PROBLEM DESCRIPTION>
Retype the data that follows line by line, exactly, and leave its pictures out.

** Start EXERCISE MATERIAL **

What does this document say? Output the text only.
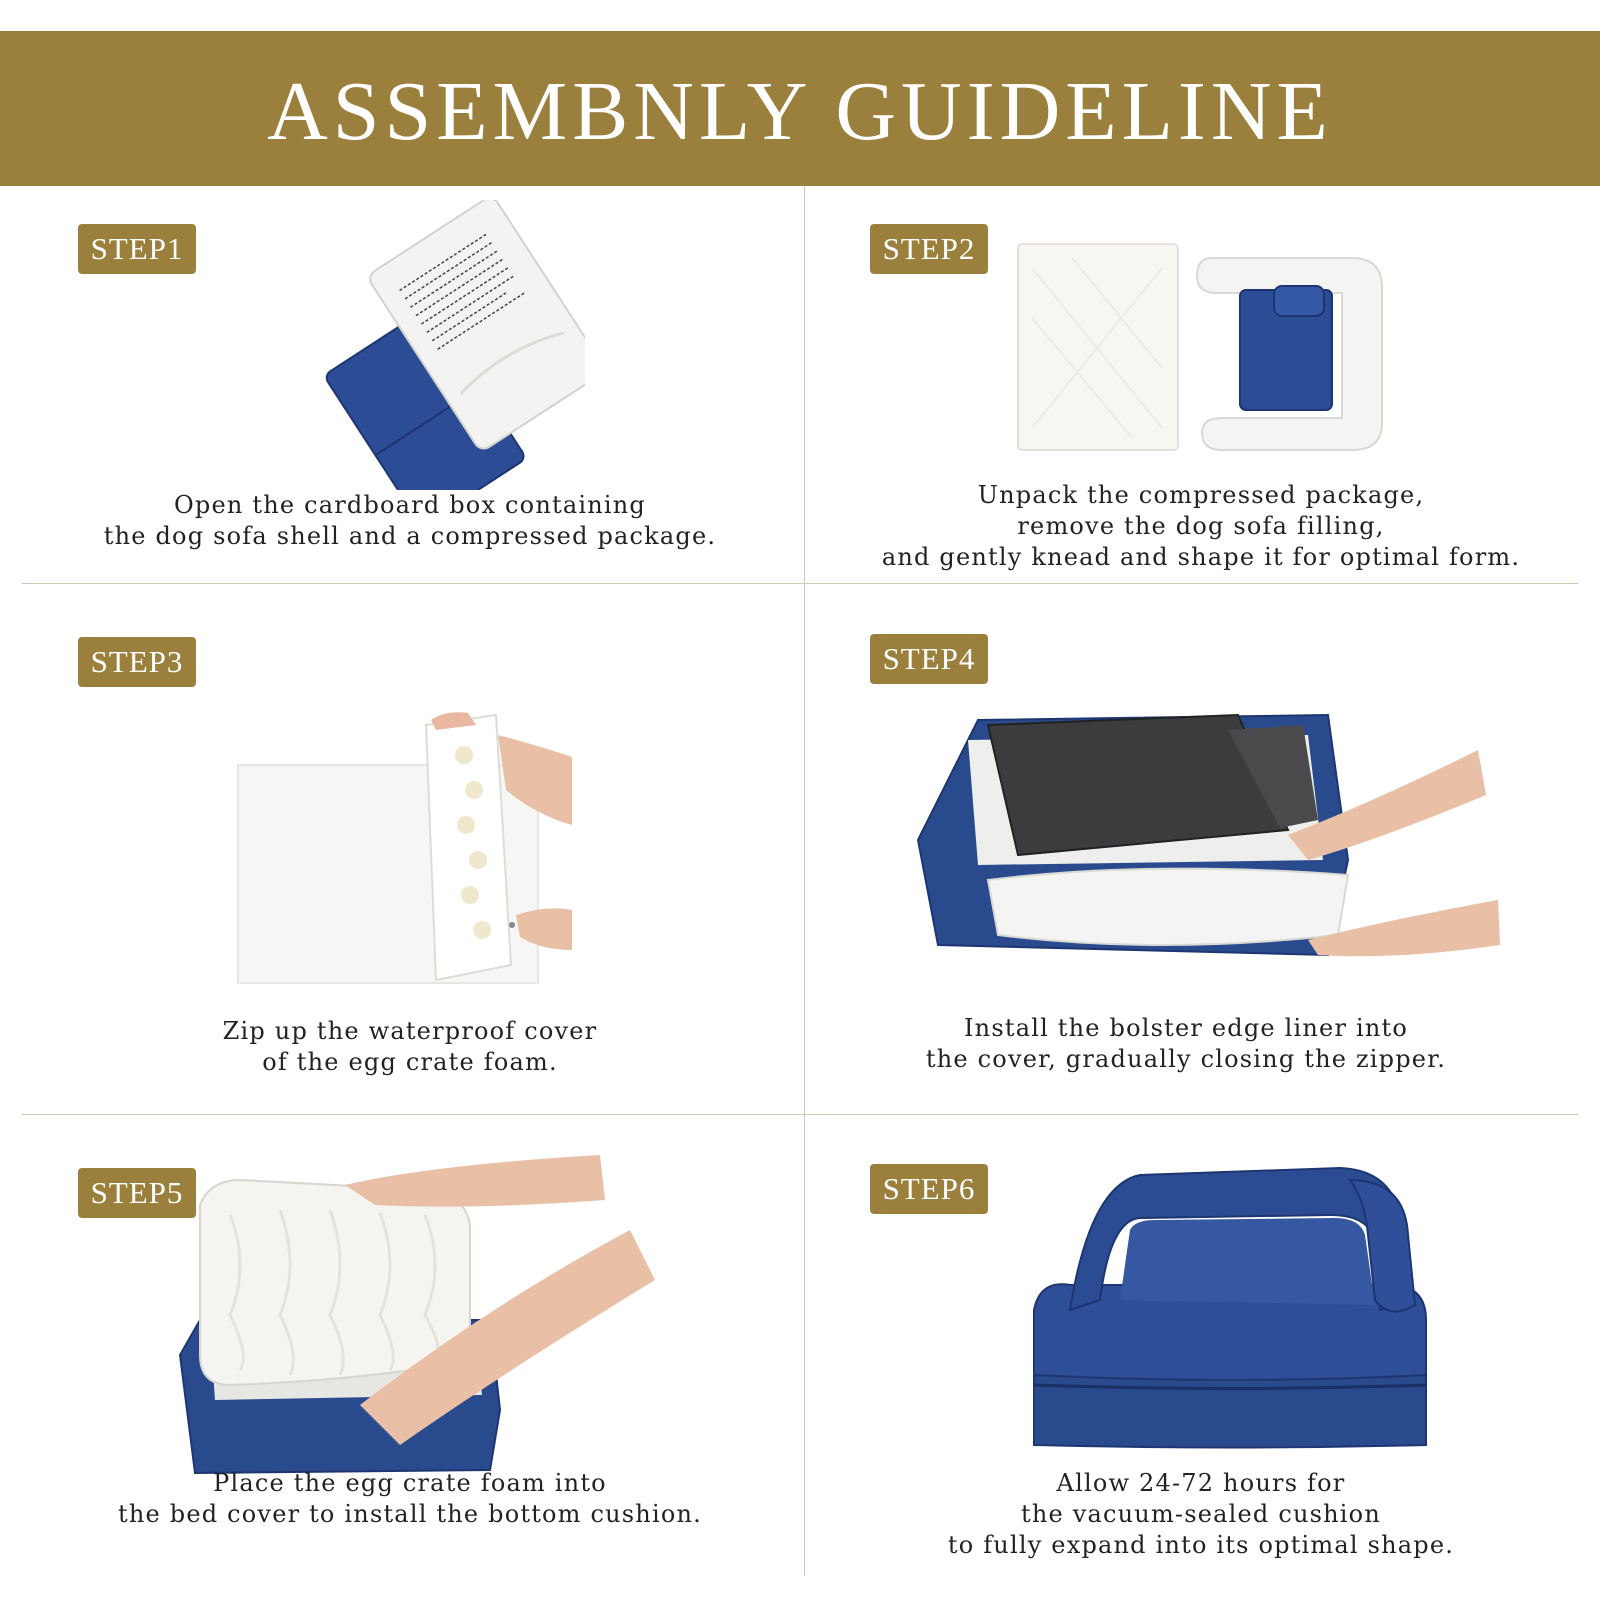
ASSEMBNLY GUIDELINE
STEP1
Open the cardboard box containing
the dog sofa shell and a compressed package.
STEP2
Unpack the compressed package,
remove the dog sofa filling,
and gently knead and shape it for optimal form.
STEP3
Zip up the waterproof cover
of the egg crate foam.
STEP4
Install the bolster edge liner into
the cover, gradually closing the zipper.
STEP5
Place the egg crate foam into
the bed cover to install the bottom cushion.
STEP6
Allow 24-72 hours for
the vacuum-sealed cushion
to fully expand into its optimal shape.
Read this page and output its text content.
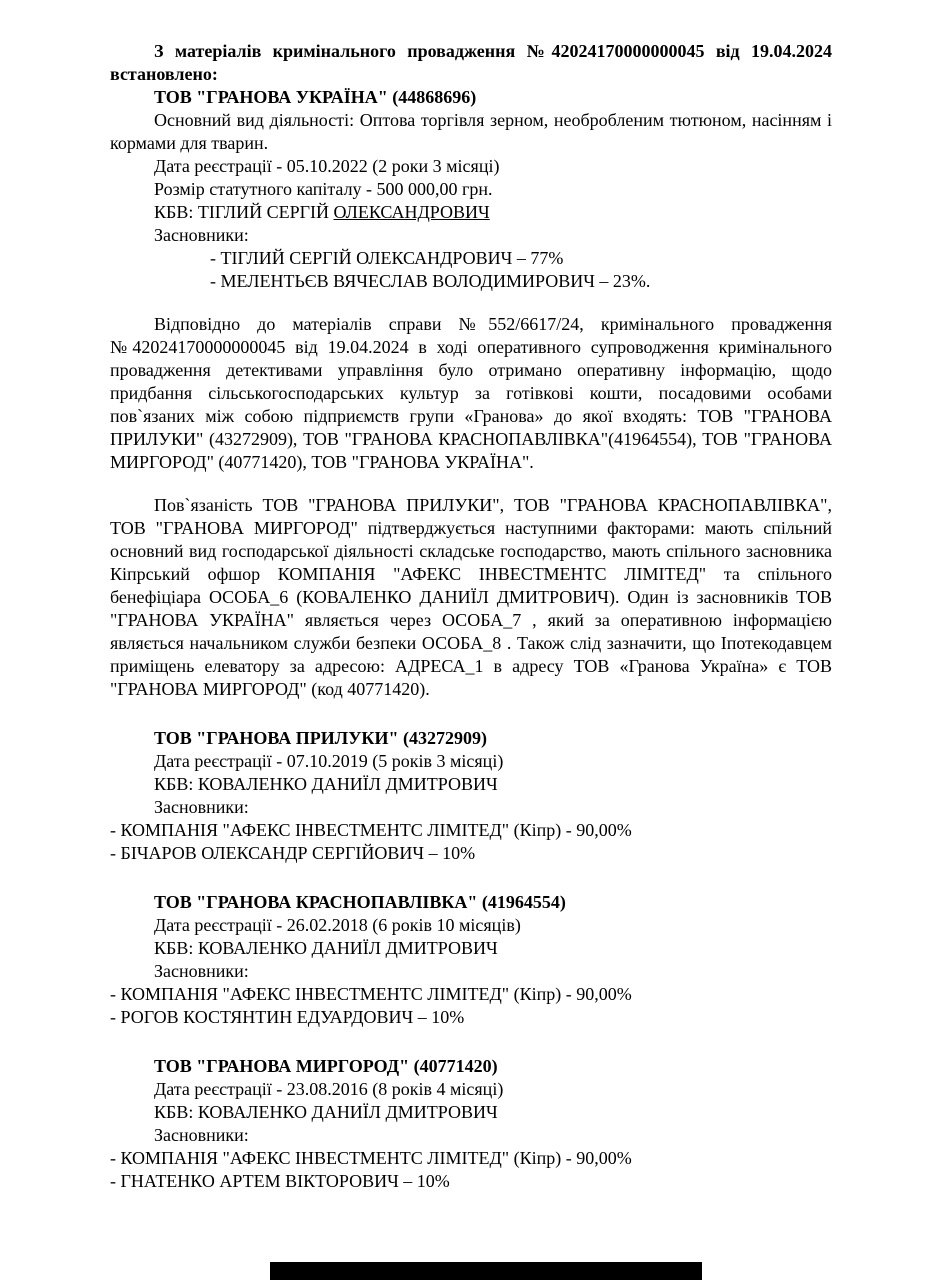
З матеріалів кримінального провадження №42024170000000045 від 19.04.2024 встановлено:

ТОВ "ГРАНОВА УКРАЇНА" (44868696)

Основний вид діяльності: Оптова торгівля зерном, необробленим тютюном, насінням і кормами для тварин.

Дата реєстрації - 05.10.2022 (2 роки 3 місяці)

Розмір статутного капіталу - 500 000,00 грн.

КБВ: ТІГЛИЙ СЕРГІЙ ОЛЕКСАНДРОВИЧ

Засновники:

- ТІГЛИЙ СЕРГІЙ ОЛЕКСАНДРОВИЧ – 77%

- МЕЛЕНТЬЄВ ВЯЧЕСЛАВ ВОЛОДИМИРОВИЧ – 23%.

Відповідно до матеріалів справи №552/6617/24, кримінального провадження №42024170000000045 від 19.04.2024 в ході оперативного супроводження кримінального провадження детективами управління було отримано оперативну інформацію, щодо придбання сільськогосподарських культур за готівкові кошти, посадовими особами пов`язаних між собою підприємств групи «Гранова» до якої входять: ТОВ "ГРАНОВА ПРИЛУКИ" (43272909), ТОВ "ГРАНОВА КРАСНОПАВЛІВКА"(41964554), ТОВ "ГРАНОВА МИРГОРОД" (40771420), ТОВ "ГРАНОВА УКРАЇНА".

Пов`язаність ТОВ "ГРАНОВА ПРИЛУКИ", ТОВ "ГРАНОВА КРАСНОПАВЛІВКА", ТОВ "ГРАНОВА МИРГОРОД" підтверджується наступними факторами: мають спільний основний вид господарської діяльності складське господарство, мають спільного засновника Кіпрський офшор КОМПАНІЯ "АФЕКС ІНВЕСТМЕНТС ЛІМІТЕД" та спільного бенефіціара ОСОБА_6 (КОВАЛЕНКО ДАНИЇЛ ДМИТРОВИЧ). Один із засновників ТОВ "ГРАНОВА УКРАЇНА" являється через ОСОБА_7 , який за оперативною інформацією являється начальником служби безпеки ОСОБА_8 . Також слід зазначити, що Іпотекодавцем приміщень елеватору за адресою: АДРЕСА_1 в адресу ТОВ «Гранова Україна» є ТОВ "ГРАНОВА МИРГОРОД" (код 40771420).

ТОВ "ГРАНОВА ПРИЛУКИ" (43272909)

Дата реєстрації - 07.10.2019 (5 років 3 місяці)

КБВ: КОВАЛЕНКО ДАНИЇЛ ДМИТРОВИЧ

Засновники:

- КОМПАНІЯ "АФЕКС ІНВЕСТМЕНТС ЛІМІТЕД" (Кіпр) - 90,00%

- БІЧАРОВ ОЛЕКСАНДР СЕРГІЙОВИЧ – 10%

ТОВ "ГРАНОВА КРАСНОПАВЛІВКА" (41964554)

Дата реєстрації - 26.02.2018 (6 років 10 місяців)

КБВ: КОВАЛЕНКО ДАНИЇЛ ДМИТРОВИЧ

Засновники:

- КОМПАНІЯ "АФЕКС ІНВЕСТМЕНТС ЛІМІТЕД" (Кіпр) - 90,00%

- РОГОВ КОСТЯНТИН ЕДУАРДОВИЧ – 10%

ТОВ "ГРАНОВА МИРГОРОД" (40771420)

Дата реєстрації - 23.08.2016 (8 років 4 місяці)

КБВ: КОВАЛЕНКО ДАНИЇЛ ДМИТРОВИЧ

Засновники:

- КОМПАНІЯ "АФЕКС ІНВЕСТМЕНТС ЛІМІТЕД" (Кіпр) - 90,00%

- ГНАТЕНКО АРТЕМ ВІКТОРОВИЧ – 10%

** End EXERCISE MATERIAL **

SOLVED PROBLEM>
What does this document say? Output the text only.
ASSEMBNLY GUIDELINE
STEP1
Open the cardboard box containing
the dog sofa shell and a compressed package.
STEP2
Unpack the compressed package,
remove the dog sofa filling,
and gently knead and shape it for optimal form.
STEP3
Zip up the waterproof cover
of the egg crate foam.
STEP4
Install the bolster edge liner into
the cover, gradually closing the zipper.
STEP5
Place the egg crate foam into
the bed cover to install the bottom cushion.
STEP6
Allow 24-72 hours for
the vacuum-sealed cushion
to fully expand into its optimal shape.
Read this page and output its text content.
З матеріалів кримінального провадження №42024170000000045 від 19.04.2024 встановлено:

ТОВ "ГРАНОВА УКРАЇНА" (44868696)

Основний вид діяльності: Оптова торгівля зерном, необробленим тютюном, насінням і кормами для тварин.

Дата реєстрації - 05.10.2022 (2 роки 3 місяці)

Розмір статутного капіталу - 500 000,00 грн.

КБВ: ТІГЛИЙ СЕРГІЙ ОЛЕКСАНДРОВИЧ

Засновники:

- ТІГЛИЙ СЕРГІЙ ОЛЕКСАНДРОВИЧ – 77%

- МЕЛЕНТЬЄВ ВЯЧЕСЛАВ ВОЛОДИМИРОВИЧ – 23%.

Відповідно до матеріалів справи №552/6617/24, кримінального провадження №42024170000000045 від 19.04.2024 в ході оперативного супроводження кримінального провадження детективами управління було отримано оперативну інформацію, щодо придбання сільськогосподарських культур за готівкові кошти, посадовими особами пов`язаних між собою підприємств групи «Гранова» до якої входять: ТОВ "ГРАНОВА ПРИЛУКИ" (43272909), ТОВ "ГРАНОВА КРАСНОПАВЛІВКА"(41964554), ТОВ "ГРАНОВА МИРГОРОД" (40771420), ТОВ "ГРАНОВА УКРАЇНА".

Пов`язаність ТОВ "ГРАНОВА ПРИЛУКИ", ТОВ "ГРАНОВА КРАСНОПАВЛІВКА", ТОВ "ГРАНОВА МИРГОРОД" підтверджується наступними факторами: мають спільний основний вид господарської діяльності складське господарство, мають спільного засновника Кіпрський офшор КОМПАНІЯ "АФЕКС ІНВЕСТМЕНТС ЛІМІТЕД" та спільного бенефіціара ОСОБА_6 (КОВАЛЕНКО ДАНИЇЛ ДМИТРОВИЧ). Один із засновників ТОВ "ГРАНОВА УКРАЇНА" являється через ОСОБА_7 , який за оперативною інформацією являється начальником служби безпеки ОСОБА_8 . Також слід зазначити, що Іпотекодавцем приміщень елеватору за адресою: АДРЕСА_1 в адресу ТОВ «Гранова Україна» є ТОВ "ГРАНОВА МИРГОРОД" (код 40771420).

ТОВ "ГРАНОВА ПРИЛУКИ" (43272909)

Дата реєстрації - 07.10.2019 (5 років 3 місяці)

КБВ: КОВАЛЕНКО ДАНИЇЛ ДМИТРОВИЧ

Засновники:

- КОМПАНІЯ "АФЕКС ІНВЕСТМЕНТС ЛІМІТЕД" (Кіпр) - 90,00%

- БІЧАРОВ ОЛЕКСАНДР СЕРГІЙОВИЧ – 10%

ТОВ "ГРАНОВА КРАСНОПАВЛІВКА" (41964554)

Дата реєстрації - 26.02.2018 (6 років 10 місяців)

КБВ: КОВАЛЕНКО ДАНИЇЛ ДМИТРОВИЧ

Засновники:

- КОМПАНІЯ "АФЕКС ІНВЕСТМЕНТС ЛІМІТЕД" (Кіпр) - 90,00%

- РОГОВ КОСТЯНТИН ЕДУАРДОВИЧ – 10%

ТОВ "ГРАНОВА МИРГОРОД" (40771420)

Дата реєстрації - 23.08.2016 (8 років 4 місяці)

КБВ: КОВАЛЕНКО ДАНИЇЛ ДМИТРОВИЧ

Засновники:

- КОМПАНІЯ "АФЕКС ІНВЕСТМЕНТС ЛІМІТЕД" (Кіпр) - 90,00%

- ГНАТЕНКО АРТЕМ ВІКТОРОВИЧ – 10%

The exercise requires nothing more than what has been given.